You are viewing a plain text version of this content. The canonical link for it is here.
Posted to users@spamassassin.apache.org by "Sharma, Ashish" <as...@hp.com> on 2010/06/21 21:25:54 UTC
unable to find logic behind spamassassin rule
Hi,
I have the latest version of spamassassin, I am unable to find the logic behind the following rule and it's high spam score.
MANY_SPAN_IN_TEXT 3.099
Can anybody give a reason?
Thanks in advance
Ashish Sharma
Re: unable to find logic behind spamassassin rule
Posted by John Hardin <jh...@impsec.org>.
On Mon, 21 Jun 2010, Bowie Bailey wrote:
> Michael Scheidell wrote:
>> On 6/21/10 3:25 PM, Sharma, Ashish wrote:
>>>
>>> I have the latest version of spamassassin, I am unable to find the
>>> logic behind the following rule and it's high spam score.
>>>
>>> MANY_SPAN_IN_TEXT 3.099
>>>
>>> Can anybody give a reason?

» **JOB 1**:
Copy out the part of the records that opens with their first line and closes with the line containing "bar — [586, 245, 606, 379]", including both of those lines.
The forum thread and the records are unrelated material.

» **EXTRACTED DATA**:
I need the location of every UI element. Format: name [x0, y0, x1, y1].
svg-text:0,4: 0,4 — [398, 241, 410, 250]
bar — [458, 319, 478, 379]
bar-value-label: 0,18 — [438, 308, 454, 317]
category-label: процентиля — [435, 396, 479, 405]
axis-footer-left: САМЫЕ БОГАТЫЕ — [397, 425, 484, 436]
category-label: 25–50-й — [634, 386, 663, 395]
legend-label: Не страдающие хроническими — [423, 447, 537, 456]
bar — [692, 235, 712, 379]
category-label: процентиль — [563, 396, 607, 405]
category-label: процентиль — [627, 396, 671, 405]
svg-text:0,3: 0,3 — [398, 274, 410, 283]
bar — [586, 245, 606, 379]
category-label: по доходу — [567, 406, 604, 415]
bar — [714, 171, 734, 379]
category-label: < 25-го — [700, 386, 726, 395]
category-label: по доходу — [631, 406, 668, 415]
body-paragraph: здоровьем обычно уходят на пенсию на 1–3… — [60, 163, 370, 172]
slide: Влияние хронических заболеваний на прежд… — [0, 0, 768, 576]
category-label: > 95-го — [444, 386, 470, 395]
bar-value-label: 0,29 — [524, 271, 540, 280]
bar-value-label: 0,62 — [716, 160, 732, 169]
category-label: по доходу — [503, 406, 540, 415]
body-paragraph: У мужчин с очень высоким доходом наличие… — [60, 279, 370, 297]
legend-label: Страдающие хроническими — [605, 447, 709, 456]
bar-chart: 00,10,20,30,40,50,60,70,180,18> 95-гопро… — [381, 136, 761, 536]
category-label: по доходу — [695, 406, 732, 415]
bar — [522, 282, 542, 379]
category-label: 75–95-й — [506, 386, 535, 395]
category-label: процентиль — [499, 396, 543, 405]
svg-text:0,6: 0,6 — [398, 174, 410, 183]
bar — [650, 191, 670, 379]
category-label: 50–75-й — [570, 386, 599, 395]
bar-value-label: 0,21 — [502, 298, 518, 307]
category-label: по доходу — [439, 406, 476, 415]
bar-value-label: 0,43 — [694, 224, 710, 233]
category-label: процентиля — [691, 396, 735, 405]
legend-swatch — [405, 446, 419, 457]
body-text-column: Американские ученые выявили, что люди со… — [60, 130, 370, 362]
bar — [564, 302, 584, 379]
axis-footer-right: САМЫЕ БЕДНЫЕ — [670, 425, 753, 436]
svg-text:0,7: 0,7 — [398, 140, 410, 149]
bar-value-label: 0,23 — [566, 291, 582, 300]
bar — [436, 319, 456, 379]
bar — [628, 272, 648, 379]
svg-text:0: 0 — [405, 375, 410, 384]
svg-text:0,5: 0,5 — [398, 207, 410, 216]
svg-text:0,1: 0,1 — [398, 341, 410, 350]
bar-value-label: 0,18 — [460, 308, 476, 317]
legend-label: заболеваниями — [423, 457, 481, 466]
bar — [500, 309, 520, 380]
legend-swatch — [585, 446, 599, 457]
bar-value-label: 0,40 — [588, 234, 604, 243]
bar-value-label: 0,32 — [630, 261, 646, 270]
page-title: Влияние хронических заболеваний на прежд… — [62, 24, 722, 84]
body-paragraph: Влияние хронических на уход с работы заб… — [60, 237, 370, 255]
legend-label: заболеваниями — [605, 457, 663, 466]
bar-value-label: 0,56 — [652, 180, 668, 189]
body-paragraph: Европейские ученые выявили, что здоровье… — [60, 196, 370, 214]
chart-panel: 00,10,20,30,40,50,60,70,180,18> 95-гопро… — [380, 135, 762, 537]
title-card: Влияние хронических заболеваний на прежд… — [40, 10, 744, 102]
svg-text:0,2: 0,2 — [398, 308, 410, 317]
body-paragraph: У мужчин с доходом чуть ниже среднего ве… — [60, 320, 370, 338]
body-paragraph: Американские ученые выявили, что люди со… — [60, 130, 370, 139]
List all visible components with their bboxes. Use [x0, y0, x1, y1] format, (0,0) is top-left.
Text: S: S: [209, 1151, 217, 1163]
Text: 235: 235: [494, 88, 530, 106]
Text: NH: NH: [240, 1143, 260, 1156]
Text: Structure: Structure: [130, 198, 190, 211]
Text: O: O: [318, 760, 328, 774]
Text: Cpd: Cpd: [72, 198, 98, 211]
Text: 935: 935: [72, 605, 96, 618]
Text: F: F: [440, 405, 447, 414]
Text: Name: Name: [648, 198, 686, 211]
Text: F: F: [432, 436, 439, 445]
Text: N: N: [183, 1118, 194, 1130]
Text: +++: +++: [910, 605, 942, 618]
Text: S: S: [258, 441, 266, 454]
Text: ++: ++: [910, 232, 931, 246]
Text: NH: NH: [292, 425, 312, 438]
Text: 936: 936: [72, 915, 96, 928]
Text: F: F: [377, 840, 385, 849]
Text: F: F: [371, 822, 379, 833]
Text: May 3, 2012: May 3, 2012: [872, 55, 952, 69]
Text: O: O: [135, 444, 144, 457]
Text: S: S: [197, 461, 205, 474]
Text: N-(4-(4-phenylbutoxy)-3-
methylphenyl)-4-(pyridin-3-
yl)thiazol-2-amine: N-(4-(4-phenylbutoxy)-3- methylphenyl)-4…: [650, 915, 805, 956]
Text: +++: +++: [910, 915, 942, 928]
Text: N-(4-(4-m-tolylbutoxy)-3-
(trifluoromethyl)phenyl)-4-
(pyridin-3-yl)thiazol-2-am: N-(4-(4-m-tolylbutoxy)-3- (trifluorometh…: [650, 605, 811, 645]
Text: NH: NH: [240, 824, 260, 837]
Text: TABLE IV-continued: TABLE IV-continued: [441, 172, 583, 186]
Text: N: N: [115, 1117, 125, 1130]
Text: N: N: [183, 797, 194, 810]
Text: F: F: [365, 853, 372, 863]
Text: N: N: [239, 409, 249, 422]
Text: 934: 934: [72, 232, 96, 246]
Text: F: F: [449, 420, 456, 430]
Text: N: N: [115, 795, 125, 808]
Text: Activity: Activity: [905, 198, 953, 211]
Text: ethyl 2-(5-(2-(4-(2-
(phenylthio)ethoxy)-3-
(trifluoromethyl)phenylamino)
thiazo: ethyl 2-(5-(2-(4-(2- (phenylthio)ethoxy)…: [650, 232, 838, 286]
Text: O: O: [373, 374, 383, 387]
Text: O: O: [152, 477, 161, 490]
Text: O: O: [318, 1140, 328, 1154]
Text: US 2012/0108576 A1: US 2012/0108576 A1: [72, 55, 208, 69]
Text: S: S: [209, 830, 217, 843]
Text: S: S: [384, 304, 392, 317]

» **JOB 2**:
From the forum thread, write out again the part that opens with the words containing "You are viewing" and closes with "John Hardin <jh...@impsec.org>.", putting "SPAN_RULE" in place of "MANY_SPAN_IN_TEXT".

» **RESULT 1**:
I need the location of every UI element. Format: name [x0, y0, x1, y1].
svg-text:0,4: 0,4 — [398, 241, 410, 250]
bar — [458, 319, 478, 379]
bar-value-label: 0,18 — [438, 308, 454, 317]
category-label: процентиля — [435, 396, 479, 405]
axis-footer-left: САМЫЕ БОГАТЫЕ — [397, 425, 484, 436]
category-label: 25–50-й — [634, 386, 663, 395]
legend-label: Не страдающие хроническими — [423, 447, 537, 456]
bar — [692, 235, 712, 379]
category-label: процентиль — [563, 396, 607, 405]
category-label: процентиль — [627, 396, 671, 405]
svg-text:0,3: 0,3 — [398, 274, 410, 283]
bar — [586, 245, 606, 379]

» **RESULT 2**:
You are viewing a plain text version of this content. The canonical link for it is here.
Posted to users@spamassassin.apache.org by "Sharma, Ashish" <as...@hp.com> on 2010/06/21 21:25:54 UTC
unable to find logic behind spamassassin rule
Hi,
I have the latest version of spamassassin, I am unable to find the logic behind the following rule and it's high spam score.
SPAN_RULE 3.099
Can anybody give a reason?
Thanks in advance
Ashish Sharma
Re: unable to find logic behind spamassassin rule
Posted by John Hardin <jh...@impsec.org>.